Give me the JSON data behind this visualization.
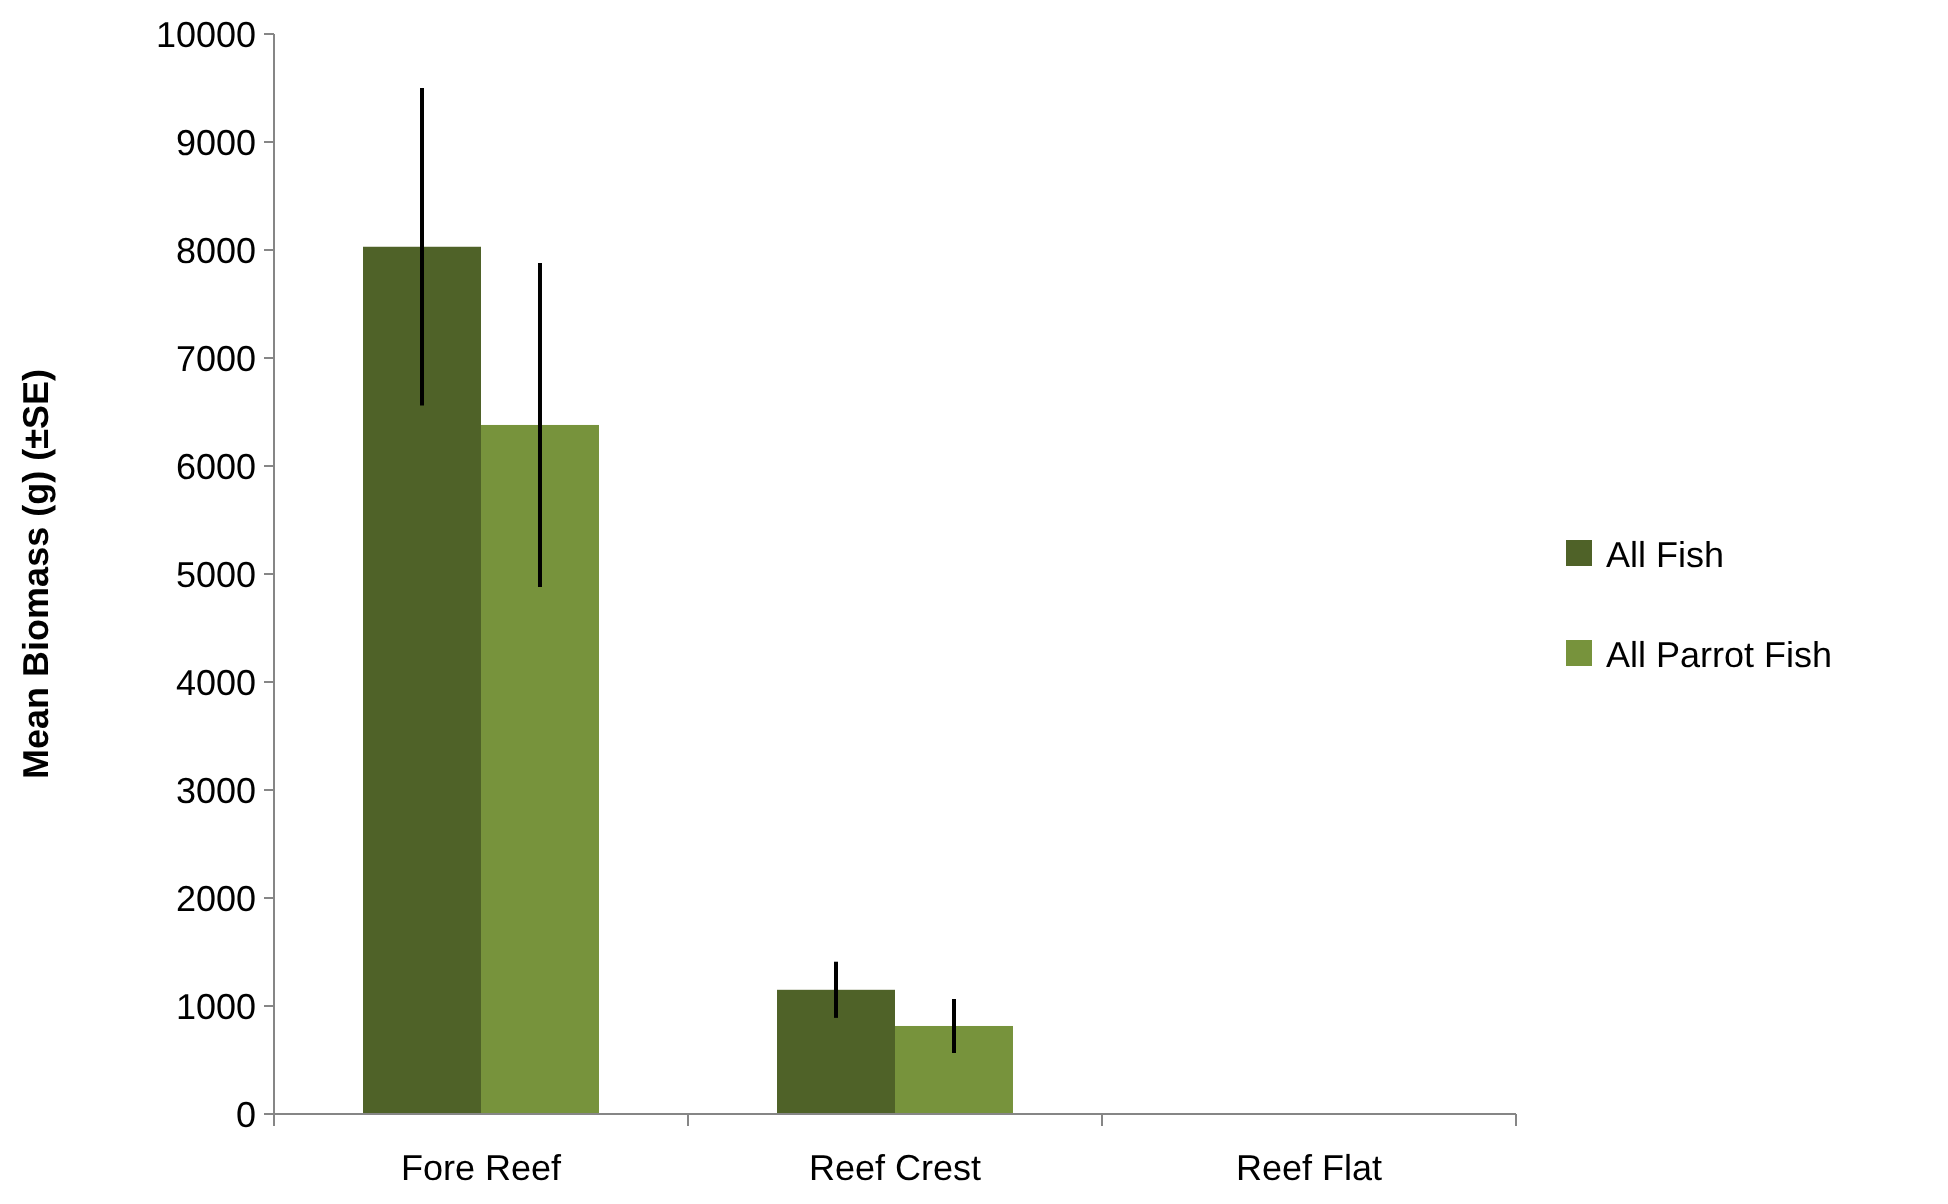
{
  "chart_data": {
    "type": "bar",
    "ylabel": "Mean Biomass (g) (±SE)",
    "categories": [
      "Fore Reef",
      "Reef Crest",
      "Reef Flat"
    ],
    "series": [
      {
        "name": "All Fish",
        "color": "#4f6228",
        "values": [
          8030,
          1150,
          0
        ],
        "errors": [
          1470,
          260,
          null
        ]
      },
      {
        "name": "All Parrot Fish",
        "color": "#77933c",
        "values": [
          6380,
          815,
          0
        ],
        "errors": [
          1500,
          250,
          null
        ]
      }
    ],
    "ylim": [
      0,
      10000
    ],
    "yticks": [
      0,
      1000,
      2000,
      3000,
      4000,
      5000,
      6000,
      7000,
      8000,
      9000,
      10000
    ],
    "grid": false,
    "legend": "right"
  }
}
.....
■ Exercise requirements ■
Exclude all images and restate the records above word for word.

■ The result ■
Give me the JSON data behind this visualization.
{
  "chart_data": {
    "type": "bar",
    "ylabel": "Mean Biomass (g) (±SE)",
    "categories": [
      "Fore Reef",
      "Reef Crest",
      "Reef Flat"
    ],
    "series": [
      {
        "name": "All Fish",
        "color": "#4f6228",
        "values": [
          8030,
          1150,
          0
        ],
        "errors": [
          1470,
          260,
          null
        ]
      },
      {
        "name": "All Parrot Fish",
        "color": "#77933c",
        "values": [
          6380,
          815,
          0
        ],
        "errors": [
          1500,
          250,
          null
        ]
      }
    ],
    "ylim": [
      0,
      10000
    ],
    "yticks": [
      0,
      1000,
      2000,
      3000,
      4000,
      5000,
      6000,
      7000,
      8000,
      9000,
      10000
    ],
    "grid": false,
    "legend": "right"
  }
}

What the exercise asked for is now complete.